*Rows*
******
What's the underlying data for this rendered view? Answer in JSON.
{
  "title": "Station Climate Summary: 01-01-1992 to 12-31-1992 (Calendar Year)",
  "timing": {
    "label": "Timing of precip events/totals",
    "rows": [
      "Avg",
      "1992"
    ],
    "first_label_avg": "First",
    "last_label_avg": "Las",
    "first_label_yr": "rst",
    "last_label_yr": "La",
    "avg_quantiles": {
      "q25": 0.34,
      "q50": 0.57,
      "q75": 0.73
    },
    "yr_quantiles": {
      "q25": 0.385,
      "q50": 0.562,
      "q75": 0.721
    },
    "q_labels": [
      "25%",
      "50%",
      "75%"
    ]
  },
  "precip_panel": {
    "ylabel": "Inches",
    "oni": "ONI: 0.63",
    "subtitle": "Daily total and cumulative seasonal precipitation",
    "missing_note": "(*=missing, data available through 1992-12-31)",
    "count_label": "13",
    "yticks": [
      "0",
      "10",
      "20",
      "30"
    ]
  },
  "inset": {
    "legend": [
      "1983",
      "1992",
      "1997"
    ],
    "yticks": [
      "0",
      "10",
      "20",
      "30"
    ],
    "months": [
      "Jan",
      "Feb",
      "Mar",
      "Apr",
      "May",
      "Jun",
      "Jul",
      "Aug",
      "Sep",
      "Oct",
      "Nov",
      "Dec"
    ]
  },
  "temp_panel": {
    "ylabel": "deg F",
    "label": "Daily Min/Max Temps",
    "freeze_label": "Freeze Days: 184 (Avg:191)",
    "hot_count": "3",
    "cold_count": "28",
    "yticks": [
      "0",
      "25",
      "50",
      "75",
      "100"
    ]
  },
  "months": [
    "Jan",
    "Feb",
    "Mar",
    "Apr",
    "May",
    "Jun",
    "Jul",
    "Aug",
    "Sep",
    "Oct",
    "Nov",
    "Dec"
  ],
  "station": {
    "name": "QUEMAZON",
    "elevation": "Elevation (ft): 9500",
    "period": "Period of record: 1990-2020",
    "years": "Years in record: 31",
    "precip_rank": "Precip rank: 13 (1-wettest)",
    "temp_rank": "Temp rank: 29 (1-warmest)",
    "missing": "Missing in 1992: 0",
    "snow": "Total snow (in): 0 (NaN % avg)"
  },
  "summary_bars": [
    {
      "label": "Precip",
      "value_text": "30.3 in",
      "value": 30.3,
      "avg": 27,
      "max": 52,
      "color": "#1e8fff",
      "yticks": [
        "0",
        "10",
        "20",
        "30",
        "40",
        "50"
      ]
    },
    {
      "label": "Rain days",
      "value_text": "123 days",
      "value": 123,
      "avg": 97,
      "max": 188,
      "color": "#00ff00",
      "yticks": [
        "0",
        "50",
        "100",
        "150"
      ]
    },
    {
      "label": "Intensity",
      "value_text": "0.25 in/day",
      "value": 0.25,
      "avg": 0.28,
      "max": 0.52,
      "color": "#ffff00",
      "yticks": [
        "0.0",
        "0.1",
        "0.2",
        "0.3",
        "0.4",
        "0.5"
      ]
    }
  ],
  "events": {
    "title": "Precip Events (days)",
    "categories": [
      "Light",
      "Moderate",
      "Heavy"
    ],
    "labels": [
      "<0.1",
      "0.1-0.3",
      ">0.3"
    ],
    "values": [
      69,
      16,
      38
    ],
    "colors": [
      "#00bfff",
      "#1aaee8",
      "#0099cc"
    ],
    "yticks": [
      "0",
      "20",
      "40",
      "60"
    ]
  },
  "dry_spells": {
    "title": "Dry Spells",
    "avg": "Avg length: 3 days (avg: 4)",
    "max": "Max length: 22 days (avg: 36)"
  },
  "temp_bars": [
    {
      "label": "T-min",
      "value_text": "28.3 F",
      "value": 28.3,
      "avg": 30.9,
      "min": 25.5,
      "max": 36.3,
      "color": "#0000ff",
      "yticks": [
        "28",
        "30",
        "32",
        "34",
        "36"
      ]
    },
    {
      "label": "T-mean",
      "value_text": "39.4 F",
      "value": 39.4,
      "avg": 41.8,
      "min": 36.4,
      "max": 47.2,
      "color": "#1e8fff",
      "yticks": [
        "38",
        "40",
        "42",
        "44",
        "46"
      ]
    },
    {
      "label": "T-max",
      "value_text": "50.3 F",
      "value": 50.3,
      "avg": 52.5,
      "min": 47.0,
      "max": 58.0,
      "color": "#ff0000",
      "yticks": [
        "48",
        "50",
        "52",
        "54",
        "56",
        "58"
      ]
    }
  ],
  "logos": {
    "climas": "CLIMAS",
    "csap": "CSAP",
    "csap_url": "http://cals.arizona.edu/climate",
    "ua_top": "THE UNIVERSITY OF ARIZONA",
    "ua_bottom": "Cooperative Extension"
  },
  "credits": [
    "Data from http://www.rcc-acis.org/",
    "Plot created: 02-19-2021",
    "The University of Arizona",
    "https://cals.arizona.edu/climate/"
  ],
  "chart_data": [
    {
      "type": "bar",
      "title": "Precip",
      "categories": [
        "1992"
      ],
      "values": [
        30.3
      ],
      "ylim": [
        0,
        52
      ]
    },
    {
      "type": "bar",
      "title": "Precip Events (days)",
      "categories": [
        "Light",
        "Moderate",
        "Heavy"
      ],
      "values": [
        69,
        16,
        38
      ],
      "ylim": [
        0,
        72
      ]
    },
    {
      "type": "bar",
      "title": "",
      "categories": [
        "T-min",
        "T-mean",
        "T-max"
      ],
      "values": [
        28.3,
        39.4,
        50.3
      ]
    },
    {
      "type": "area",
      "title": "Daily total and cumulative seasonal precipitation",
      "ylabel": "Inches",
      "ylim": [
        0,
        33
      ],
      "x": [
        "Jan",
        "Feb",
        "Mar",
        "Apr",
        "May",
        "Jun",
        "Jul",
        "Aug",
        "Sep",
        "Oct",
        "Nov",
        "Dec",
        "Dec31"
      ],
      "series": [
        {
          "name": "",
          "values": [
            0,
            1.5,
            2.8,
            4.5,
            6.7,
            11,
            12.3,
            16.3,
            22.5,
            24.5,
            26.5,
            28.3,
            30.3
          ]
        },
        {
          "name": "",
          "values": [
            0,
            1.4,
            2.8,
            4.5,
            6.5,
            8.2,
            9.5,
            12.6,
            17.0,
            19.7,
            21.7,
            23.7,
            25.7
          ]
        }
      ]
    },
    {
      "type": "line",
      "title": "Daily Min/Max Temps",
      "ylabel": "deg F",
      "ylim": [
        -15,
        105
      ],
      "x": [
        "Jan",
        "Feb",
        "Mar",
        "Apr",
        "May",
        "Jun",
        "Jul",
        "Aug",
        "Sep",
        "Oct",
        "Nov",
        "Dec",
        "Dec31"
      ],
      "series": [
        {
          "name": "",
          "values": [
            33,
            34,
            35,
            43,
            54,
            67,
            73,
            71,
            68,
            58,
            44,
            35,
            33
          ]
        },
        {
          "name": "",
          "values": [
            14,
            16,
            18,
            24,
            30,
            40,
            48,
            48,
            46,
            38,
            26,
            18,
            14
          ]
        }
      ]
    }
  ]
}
******
*Written task*
Each of the records should be retyped exactly.

*Written reply*
What's the underlying data for this rendered view? Answer in JSON.
{
  "title": "Station Climate Summary: 01-01-1992 to 12-31-1992 (Calendar Year)",
  "timing": {
    "label": "Timing of precip events/totals",
    "rows": [
      "Avg",
      "1992"
    ],
    "first_label_avg": "First",
    "last_label_avg": "Las",
    "first_label_yr": "rst",
    "last_label_yr": "La",
    "avg_quantiles": {
      "q25": 0.34,
      "q50": 0.57,
      "q75": 0.73
    },
    "yr_quantiles": {
      "q25": 0.385,
      "q50": 0.562,
      "q75": 0.721
    },
    "q_labels": [
      "25%",
      "50%",
      "75%"
    ]
  },
  "precip_panel": {
    "ylabel": "Inches",
    "oni": "ONI: 0.63",
    "subtitle": "Daily total and cumulative seasonal precipitation",
    "missing_note": "(*=missing, data available through 1992-12-31)",
    "count_label": "13",
    "yticks": [
      "0",
      "10",
      "20",
      "30"
    ]
  },
  "inset": {
    "legend": [
      "1983",
      "1992",
      "1997"
    ],
    "yticks": [
      "0",
      "10",
      "20",
      "30"
    ],
    "months": [
      "Jan",
      "Feb",
      "Mar",
      "Apr",
      "May",
      "Jun",
      "Jul",
      "Aug",
      "Sep",
      "Oct",
      "Nov",
      "Dec"
    ]
  },
  "temp_panel": {
    "ylabel": "deg F",
    "label": "Daily Min/Max Temps",
    "freeze_label": "Freeze Days: 184 (Avg:191)",
    "hot_count": "3",
    "cold_count": "28",
    "yticks": [
      "0",
      "25",
      "50",
      "75",
      "100"
    ]
  },
  "months": [
    "Jan",
    "Feb",
    "Mar",
    "Apr",
    "May",
    "Jun",
    "Jul",
    "Aug",
    "Sep",
    "Oct",
    "Nov",
    "Dec"
  ],
  "station": {
    "name": "QUEMAZON",
    "elevation": "Elevation (ft): 9500",
    "period": "Period of record: 1990-2020",
    "years": "Years in record: 31",
    "precip_rank": "Precip rank: 13 (1-wettest)",
    "temp_rank": "Temp rank: 29 (1-warmest)",
    "missing": "Missing in 1992: 0",
    "snow": "Total snow (in): 0 (NaN % avg)"
  },
  "summary_bars": [
    {
      "label": "Precip",
      "value_text": "30.3 in",
      "value": 30.3,
      "avg": 27,
      "max": 52,
      "color": "#1e8fff",
      "yticks": [
        "0",
        "10",
        "20",
        "30",
        "40",
        "50"
      ]
    },
    {
      "label": "Rain days",
      "value_text": "123 days",
      "value": 123,
      "avg": 97,
      "max": 188,
      "color": "#00ff00",
      "yticks": [
        "0",
        "50",
        "100",
        "150"
      ]
    },
    {
      "label": "Intensity",
      "value_text": "0.25 in/day",
      "value": 0.25,
      "avg": 0.28,
      "max": 0.52,
      "color": "#ffff00",
      "yticks": [
        "0.0",
        "0.1",
        "0.2",
        "0.3",
        "0.4",
        "0.5"
      ]
    }
  ],
  "events": {
    "title": "Precip Events (days)",
    "categories": [
      "Light",
      "Moderate",
      "Heavy"
    ],
    "labels": [
      "<0.1",
      "0.1-0.3",
      ">0.3"
    ],
    "values": [
      69,
      16,
      38
    ],
    "colors": [
      "#00bfff",
      "#1aaee8",
      "#0099cc"
    ],
    "yticks": [
      "0",
      "20",
      "40",
      "60"
    ]
  },
  "dry_spells": {
    "title": "Dry Spells",
    "avg": "Avg length: 3 days (avg: 4)",
    "max": "Max length: 22 days (avg: 36)"
  },
  "temp_bars": [
    {
      "label": "T-min",
      "value_text": "28.3 F",
      "value": 28.3,
      "avg": 30.9,
      "min": 25.5,
      "max": 36.3,
      "color": "#0000ff",
      "yticks": [
        "28",
        "30",
        "32",
        "34",
        "36"
      ]
    },
    {
      "label": "T-mean",
      "value_text": "39.4 F",
      "value": 39.4,
      "avg": 41.8,
      "min": 36.4,
      "max": 47.2,
      "color": "#1e8fff",
      "yticks": [
        "38",
        "40",
        "42",
        "44",
        "46"
      ]
    },
    {
      "label": "T-max",
      "value_text": "50.3 F",
      "value": 50.3,
      "avg": 52.5,
      "min": 47.0,
      "max": 58.0,
      "color": "#ff0000",
      "yticks": [
        "48",
        "50",
        "52",
        "54",
        "56",
        "58"
      ]
    }
  ],
  "logos": {
    "climas": "CLIMAS",
    "csap": "CSAP",
    "csap_url": "http://cals.arizona.edu/climate",
    "ua_top": "THE UNIVERSITY OF ARIZONA",
    "ua_bottom": "Cooperative Extension"
  },
  "credits": [
    "Data from http://www.rcc-acis.org/",
    "Plot created: 02-19-2021",
    "The University of Arizona",
    "https://cals.arizona.edu/climate/"
  ],
  "chart_data": [
    {
      "type": "bar",
      "title": "Precip",
      "categories": [
        "1992"
      ],
      "values": [
        30.3
      ],
      "ylim": [
        0,
        52
      ]
    },
    {
      "type": "bar",
      "title": "Precip Events (days)",
      "categories": [
        "Light",
        "Moderate",
        "Heavy"
      ],
      "values": [
        69,
        16,
        38
      ],
      "ylim": [
        0,
        72
      ]
    },
    {
      "type": "bar",
      "title": "",
      "categories": [
        "T-min",
        "T-mean",
        "T-max"
      ],
      "values": [
        28.3,
        39.4,
        50.3
      ]
    },
    {
      "type": "area",
      "title": "Daily total and cumulative seasonal precipitation",
      "ylabel": "Inches",
      "ylim": [
        0,
        33
      ],
      "x": [
        "Jan",
        "Feb",
        "Mar",
        "Apr",
        "May",
        "Jun",
        "Jul",
        "Aug",
        "Sep",
        "Oct",
        "Nov",
        "Dec",
        "Dec31"
      ],
      "series": [
        {
          "name": "",
          "values": [
            0,
            1.5,
            2.8,
            4.5,
            6.7,
            11,
            12.3,
            16.3,
            22.5,
            24.5,
            26.5,
            28.3,
            30.3
          ]
        },
        {
          "name": "",
          "values": [
            0,
            1.4,
            2.8,
            4.5,
            6.5,
            8.2,
            9.5,
            12.6,
            17.0,
            19.7,
            21.7,
            23.7,
            25.7
          ]
        }
      ]
    },
    {
      "type": "line",
      "title": "Daily Min/Max Temps",
      "ylabel": "deg F",
      "ylim": [
        -15,
        105
      ],
      "x": [
        "Jan",
        "Feb",
        "Mar",
        "Apr",
        "May",
        "Jun",
        "Jul",
        "Aug",
        "Sep",
        "Oct",
        "Nov",
        "Dec",
        "Dec31"
      ],
      "series": [
        {
          "name": "",
          "values": [
            33,
            34,
            35,
            43,
            54,
            67,
            73,
            71,
            68,
            58,
            44,
            35,
            33
          ]
        },
        {
          "name": "",
          "values": [
            14,
            16,
            18,
            24,
            30,
            40,
            48,
            48,
            46,
            38,
            26,
            18,
            14
          ]
        }
      ]
    }
  ]
}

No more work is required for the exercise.